◆ **Task statement**
Set down each record exactly as written.
☆ ☆ ☆
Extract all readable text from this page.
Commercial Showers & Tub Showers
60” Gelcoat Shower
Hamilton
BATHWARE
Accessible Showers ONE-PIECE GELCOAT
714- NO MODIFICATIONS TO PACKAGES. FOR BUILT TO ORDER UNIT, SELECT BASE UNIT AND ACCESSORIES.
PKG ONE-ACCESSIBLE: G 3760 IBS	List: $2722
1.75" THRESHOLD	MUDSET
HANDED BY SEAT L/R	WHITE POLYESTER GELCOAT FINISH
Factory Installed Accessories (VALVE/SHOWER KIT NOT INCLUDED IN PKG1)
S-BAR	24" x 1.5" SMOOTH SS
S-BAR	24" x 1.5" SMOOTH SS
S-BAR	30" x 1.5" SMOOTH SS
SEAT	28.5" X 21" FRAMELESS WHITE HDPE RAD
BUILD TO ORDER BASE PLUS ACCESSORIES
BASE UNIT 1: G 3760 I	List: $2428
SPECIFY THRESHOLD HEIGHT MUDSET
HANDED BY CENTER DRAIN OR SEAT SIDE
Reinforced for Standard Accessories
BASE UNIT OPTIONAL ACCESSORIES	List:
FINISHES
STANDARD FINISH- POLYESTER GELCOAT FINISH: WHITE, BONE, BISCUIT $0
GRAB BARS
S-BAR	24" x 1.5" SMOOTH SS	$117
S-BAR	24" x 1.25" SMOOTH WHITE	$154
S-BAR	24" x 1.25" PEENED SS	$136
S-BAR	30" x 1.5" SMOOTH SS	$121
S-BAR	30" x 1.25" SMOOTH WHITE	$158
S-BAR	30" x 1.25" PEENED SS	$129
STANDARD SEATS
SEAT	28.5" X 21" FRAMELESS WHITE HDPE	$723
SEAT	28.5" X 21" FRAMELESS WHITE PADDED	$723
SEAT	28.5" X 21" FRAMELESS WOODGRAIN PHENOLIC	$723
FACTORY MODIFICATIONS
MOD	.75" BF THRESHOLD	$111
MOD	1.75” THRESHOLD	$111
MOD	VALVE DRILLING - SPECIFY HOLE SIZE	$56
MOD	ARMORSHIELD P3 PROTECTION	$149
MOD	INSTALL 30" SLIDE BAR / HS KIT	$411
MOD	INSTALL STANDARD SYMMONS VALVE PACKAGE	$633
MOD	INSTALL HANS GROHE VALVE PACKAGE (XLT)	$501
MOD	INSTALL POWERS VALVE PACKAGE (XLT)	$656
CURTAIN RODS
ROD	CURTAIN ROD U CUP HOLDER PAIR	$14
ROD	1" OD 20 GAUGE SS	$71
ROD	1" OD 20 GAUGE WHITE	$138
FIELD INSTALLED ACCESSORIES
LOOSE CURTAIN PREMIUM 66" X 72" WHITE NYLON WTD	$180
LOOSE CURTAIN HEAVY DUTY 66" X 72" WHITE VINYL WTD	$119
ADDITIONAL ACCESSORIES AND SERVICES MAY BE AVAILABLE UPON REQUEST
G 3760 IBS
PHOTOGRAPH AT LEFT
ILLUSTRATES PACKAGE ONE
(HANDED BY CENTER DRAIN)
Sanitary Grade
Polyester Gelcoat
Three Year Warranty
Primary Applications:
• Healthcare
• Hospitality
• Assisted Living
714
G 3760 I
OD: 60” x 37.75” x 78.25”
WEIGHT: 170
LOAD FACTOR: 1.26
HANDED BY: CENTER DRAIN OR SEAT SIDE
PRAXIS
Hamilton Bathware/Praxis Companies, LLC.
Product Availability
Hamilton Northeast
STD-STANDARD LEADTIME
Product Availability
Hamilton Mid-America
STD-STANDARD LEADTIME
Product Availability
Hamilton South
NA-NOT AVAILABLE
☆ ☆ ☆
◆ **Task solution**
Extract all readable text from this page.
Commercial Showers & Tub Showers
60” Gelcoat Shower
Hamilton
BATHWARE
Accessible Showers ONE-PIECE GELCOAT
714- NO MODIFICATIONS TO PACKAGES. FOR BUILT TO ORDER UNIT, SELECT BASE UNIT AND ACCESSORIES.
PKG ONE-ACCESSIBLE: G 3760 IBS	List: $2722
1.75" THRESHOLD	MUDSET
HANDED BY SEAT L/R	WHITE POLYESTER GELCOAT FINISH
Factory Installed Accessories (VALVE/SHOWER KIT NOT INCLUDED IN PKG1)
S-BAR	24" x 1.5" SMOOTH SS
S-BAR	24" x 1.5" SMOOTH SS
S-BAR	30" x 1.5" SMOOTH SS
SEAT	28.5" X 21" FRAMELESS WHITE HDPE RAD
BUILD TO ORDER BASE PLUS ACCESSORIES
BASE UNIT 1: G 3760 I	List: $2428
SPECIFY THRESHOLD HEIGHT MUDSET
HANDED BY CENTER DRAIN OR SEAT SIDE
Reinforced for Standard Accessories
BASE UNIT OPTIONAL ACCESSORIES	List:
FINISHES
STANDARD FINISH- POLYESTER GELCOAT FINISH: WHITE, BONE, BISCUIT $0
GRAB BARS
S-BAR	24" x 1.5" SMOOTH SS	$117
S-BAR	24" x 1.25" SMOOTH WHITE	$154
S-BAR	24" x 1.25" PEENED SS	$136
S-BAR	30" x 1.5" SMOOTH SS	$121
S-BAR	30" x 1.25" SMOOTH WHITE	$158
S-BAR	30" x 1.25" PEENED SS	$129
STANDARD SEATS
SEAT	28.5" X 21" FRAMELESS WHITE HDPE	$723
SEAT	28.5" X 21" FRAMELESS WHITE PADDED	$723
SEAT	28.5" X 21" FRAMELESS WOODGRAIN PHENOLIC	$723
FACTORY MODIFICATIONS
MOD	.75" BF THRESHOLD	$111
MOD	1.75” THRESHOLD	$111
MOD	VALVE DRILLING - SPECIFY HOLE SIZE	$56
MOD	ARMORSHIELD P3 PROTECTION	$149
MOD	INSTALL 30" SLIDE BAR / HS KIT	$411
MOD	INSTALL STANDARD SYMMONS VALVE PACKAGE	$633
MOD	INSTALL HANS GROHE VALVE PACKAGE (XLT)	$501
MOD	INSTALL POWERS VALVE PACKAGE (XLT)	$656
CURTAIN RODS
ROD	CURTAIN ROD U CUP HOLDER PAIR	$14
ROD	1" OD 20 GAUGE SS	$71
ROD	1" OD 20 GAUGE WHITE	$138
FIELD INSTALLED ACCESSORIES
LOOSE CURTAIN PREMIUM 66" X 72" WHITE NYLON WTD	$180
LOOSE CURTAIN HEAVY DUTY 66" X 72" WHITE VINYL WTD	$119
ADDITIONAL ACCESSORIES AND SERVICES MAY BE AVAILABLE UPON REQUEST
G 3760 IBS
PHOTOGRAPH AT LEFT
ILLUSTRATES PACKAGE ONE
(HANDED BY CENTER DRAIN)
Sanitary Grade
Polyester Gelcoat
Three Year Warranty
Primary Applications:
• Healthcare
• Hospitality
• Assisted Living
714
G 3760 I
OD: 60” x 37.75” x 78.25”
WEIGHT: 170
LOAD FACTOR: 1.26
HANDED BY: CENTER DRAIN OR SEAT SIDE
PRAXIS
Hamilton Bathware/Praxis Companies, LLC.
Product Availability
Hamilton Northeast
STD-STANDARD LEADTIME
Product Availability
Hamilton Mid-America
STD-STANDARD LEADTIME
Product Availability
Hamilton South
NA-NOT AVAILABLE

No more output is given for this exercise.